(RECORD EXCERPTS):

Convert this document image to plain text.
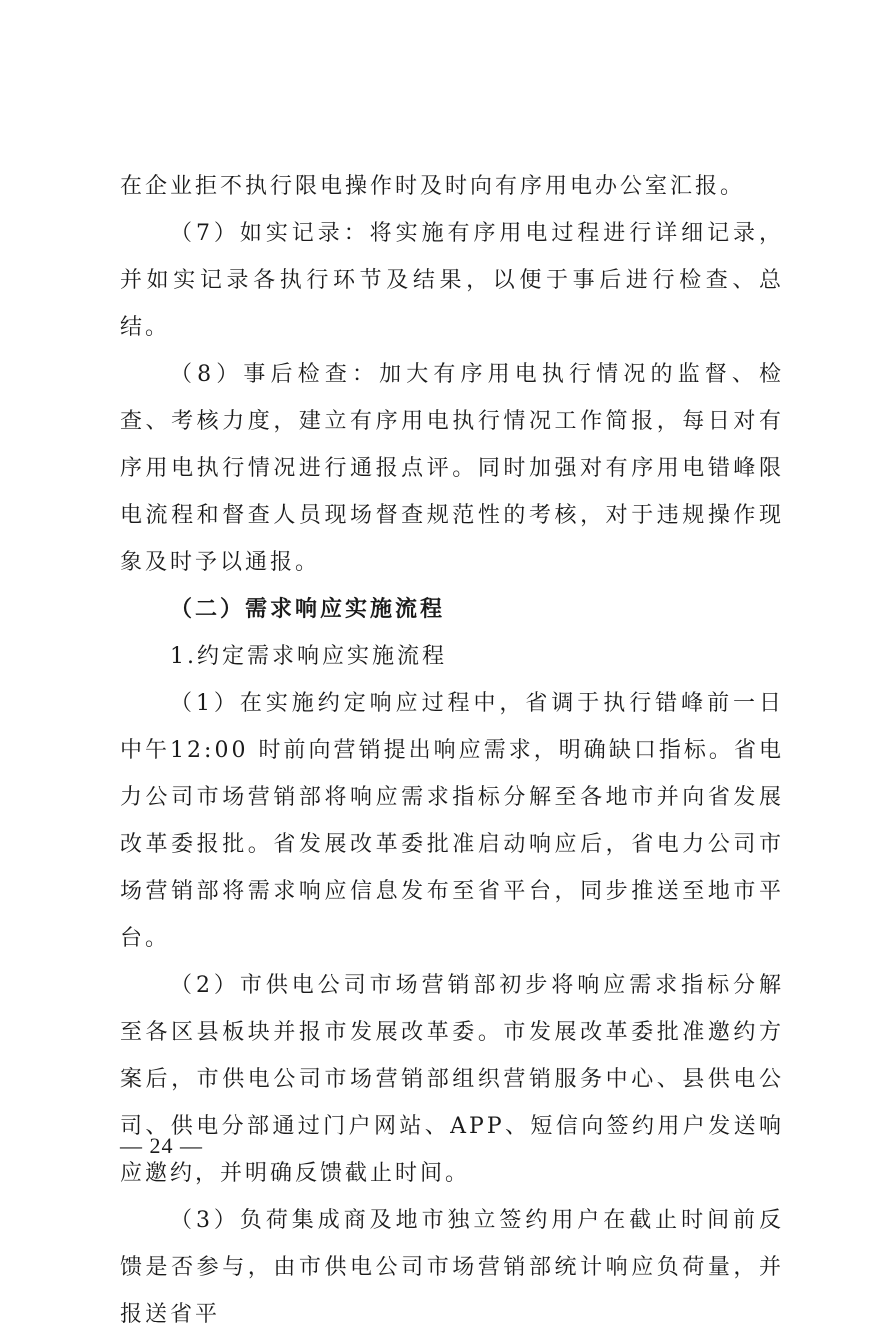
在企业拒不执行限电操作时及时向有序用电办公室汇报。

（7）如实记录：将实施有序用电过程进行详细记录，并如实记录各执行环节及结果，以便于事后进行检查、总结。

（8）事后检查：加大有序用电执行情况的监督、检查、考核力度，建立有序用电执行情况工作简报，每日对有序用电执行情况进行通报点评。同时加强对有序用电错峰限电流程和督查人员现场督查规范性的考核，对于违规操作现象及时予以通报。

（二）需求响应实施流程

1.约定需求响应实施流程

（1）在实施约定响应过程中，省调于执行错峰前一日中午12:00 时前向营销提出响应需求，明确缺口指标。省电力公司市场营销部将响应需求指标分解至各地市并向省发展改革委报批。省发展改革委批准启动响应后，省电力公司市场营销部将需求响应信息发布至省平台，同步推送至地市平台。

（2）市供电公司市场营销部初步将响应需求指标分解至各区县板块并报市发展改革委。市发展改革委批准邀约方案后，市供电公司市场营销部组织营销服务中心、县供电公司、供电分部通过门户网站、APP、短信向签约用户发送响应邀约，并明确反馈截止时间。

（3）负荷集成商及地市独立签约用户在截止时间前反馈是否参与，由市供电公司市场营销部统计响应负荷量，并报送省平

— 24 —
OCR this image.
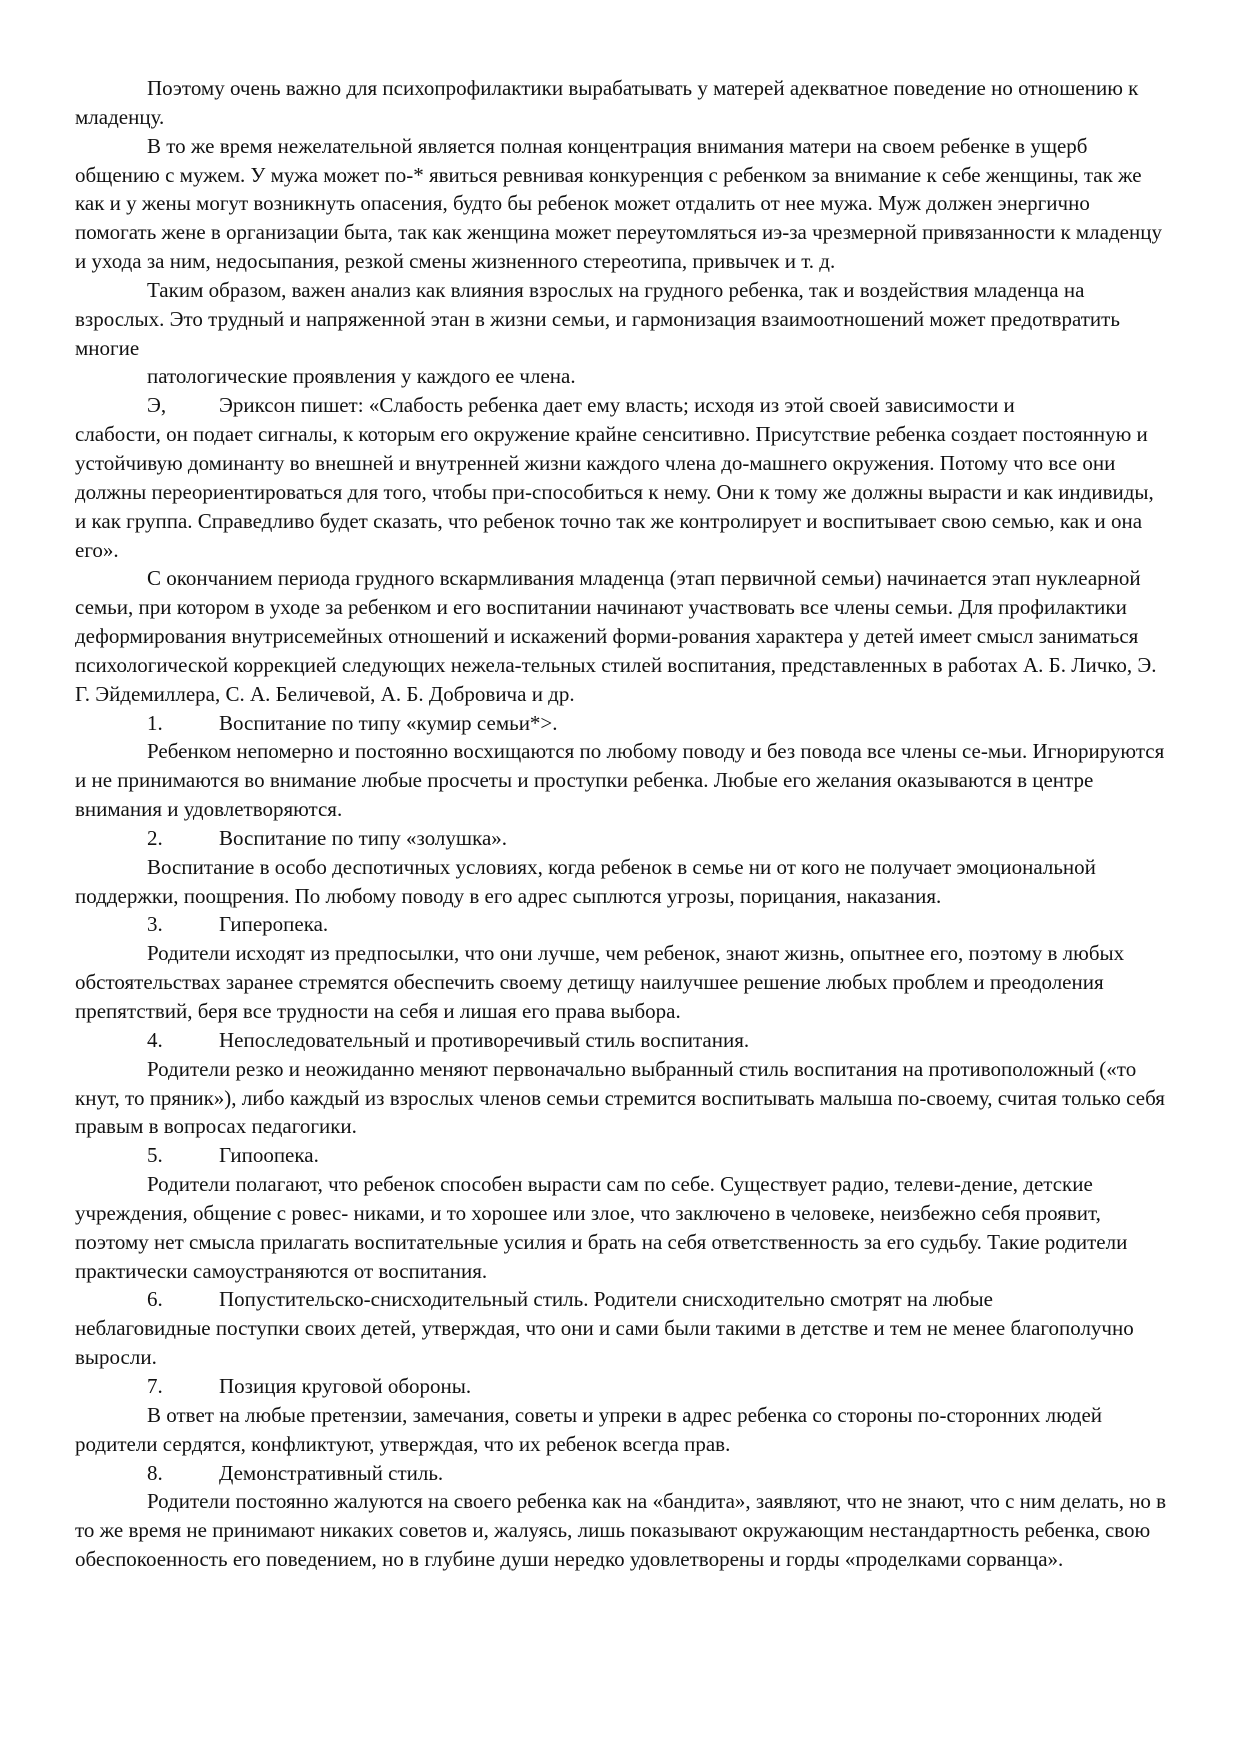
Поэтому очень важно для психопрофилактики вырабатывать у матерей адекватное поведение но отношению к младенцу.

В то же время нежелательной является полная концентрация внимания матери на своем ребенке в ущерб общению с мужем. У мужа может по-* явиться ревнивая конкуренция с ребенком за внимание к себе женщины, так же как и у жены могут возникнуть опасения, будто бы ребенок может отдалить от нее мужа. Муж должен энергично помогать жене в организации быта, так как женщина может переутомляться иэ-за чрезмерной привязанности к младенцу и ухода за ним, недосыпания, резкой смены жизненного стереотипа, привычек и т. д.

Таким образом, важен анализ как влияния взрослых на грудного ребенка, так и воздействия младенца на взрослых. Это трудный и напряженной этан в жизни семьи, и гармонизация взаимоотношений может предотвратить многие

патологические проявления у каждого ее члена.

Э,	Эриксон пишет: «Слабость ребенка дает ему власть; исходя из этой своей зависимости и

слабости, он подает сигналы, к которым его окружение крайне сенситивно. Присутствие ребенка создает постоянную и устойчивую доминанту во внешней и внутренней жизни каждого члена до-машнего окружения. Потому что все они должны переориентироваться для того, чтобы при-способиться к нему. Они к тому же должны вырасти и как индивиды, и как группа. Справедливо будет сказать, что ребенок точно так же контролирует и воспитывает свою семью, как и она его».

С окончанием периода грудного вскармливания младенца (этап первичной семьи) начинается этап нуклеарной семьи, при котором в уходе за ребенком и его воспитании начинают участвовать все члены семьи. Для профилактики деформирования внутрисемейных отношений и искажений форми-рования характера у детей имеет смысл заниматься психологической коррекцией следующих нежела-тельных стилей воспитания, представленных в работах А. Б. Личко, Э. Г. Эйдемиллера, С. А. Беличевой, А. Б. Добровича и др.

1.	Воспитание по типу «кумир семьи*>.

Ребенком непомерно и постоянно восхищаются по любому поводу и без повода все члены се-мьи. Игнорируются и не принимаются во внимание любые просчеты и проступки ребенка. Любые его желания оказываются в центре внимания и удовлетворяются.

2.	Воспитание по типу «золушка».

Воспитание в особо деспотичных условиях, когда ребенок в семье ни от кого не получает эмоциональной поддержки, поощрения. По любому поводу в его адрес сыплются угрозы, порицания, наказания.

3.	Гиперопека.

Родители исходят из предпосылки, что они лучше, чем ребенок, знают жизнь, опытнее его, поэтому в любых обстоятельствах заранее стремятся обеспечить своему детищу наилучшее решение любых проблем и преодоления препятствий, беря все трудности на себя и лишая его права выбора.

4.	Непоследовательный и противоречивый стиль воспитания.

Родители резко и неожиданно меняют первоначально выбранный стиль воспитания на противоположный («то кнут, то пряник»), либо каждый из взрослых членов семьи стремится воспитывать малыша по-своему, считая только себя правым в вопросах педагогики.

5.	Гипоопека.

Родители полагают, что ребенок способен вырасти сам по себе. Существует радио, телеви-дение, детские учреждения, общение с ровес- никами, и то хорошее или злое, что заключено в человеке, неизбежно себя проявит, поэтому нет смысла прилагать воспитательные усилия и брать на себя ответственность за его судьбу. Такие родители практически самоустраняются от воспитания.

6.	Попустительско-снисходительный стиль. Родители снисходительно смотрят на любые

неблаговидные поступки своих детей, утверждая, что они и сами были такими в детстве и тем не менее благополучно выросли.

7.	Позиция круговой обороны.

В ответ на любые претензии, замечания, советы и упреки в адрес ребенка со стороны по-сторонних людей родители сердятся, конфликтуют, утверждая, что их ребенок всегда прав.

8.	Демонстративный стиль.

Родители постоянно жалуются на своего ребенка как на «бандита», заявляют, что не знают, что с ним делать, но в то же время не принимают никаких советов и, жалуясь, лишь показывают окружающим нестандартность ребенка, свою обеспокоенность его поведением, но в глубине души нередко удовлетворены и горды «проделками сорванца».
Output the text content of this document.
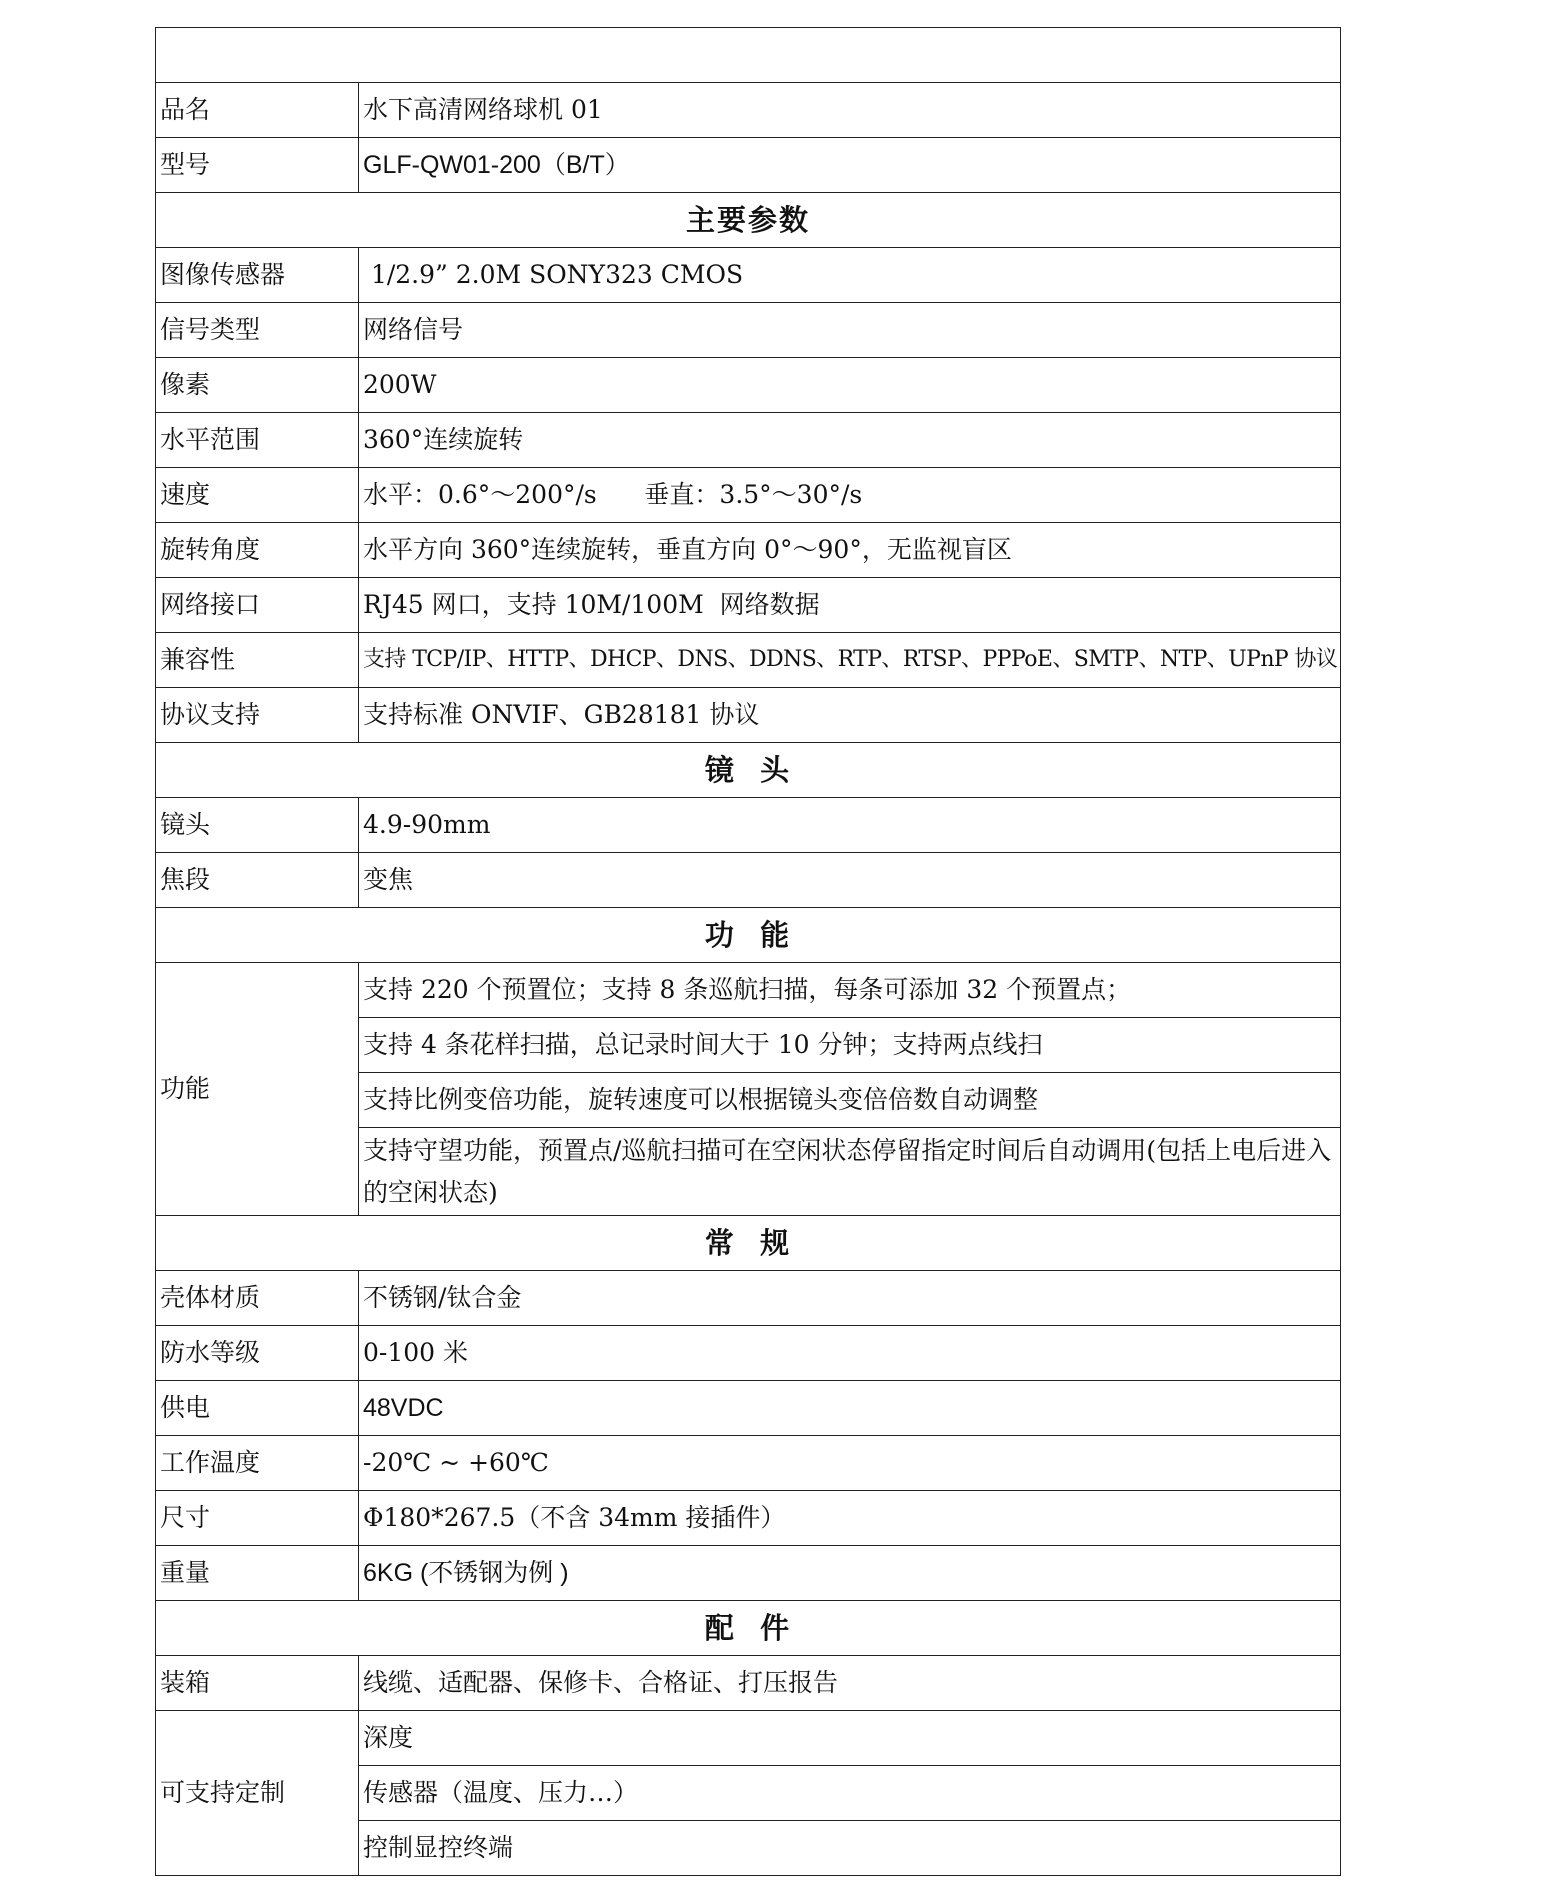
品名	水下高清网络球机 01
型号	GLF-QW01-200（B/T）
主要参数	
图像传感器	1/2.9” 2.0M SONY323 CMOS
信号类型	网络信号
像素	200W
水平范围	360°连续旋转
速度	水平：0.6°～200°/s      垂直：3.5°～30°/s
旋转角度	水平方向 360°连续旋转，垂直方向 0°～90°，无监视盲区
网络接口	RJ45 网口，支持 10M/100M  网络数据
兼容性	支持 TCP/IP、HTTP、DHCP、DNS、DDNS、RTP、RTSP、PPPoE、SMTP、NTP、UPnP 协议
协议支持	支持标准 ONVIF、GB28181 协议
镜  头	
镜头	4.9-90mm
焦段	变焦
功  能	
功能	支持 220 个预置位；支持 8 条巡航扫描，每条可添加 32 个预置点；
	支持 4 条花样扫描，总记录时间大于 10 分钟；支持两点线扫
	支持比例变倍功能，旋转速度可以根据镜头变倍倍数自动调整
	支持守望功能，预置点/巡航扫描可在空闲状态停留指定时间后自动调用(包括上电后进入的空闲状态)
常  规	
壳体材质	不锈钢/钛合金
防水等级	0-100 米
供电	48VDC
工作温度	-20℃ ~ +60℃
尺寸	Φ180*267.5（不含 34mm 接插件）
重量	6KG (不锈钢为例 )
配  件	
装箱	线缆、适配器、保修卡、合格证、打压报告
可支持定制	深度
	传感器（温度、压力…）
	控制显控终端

(TASK DETAILS):
Reproduce each line of the entries in which the word "стиль" is found.

(WORKED SOLUTION):
4.	Непоследовательный и противоречивый стиль воспитания.
Родители резко и неожиданно меняют первоначально выбранный стиль воспитания на противоположный («то кнут, то пряник»), либо каждый из взрослых членов семьи стремится воспитывать малыша по-своему, считая только себя правым в вопросах педагогики.
6.	Попустительско-снисходительный стиль. Родители снисходительно смотрят на любые
8.	Демонстративный стиль.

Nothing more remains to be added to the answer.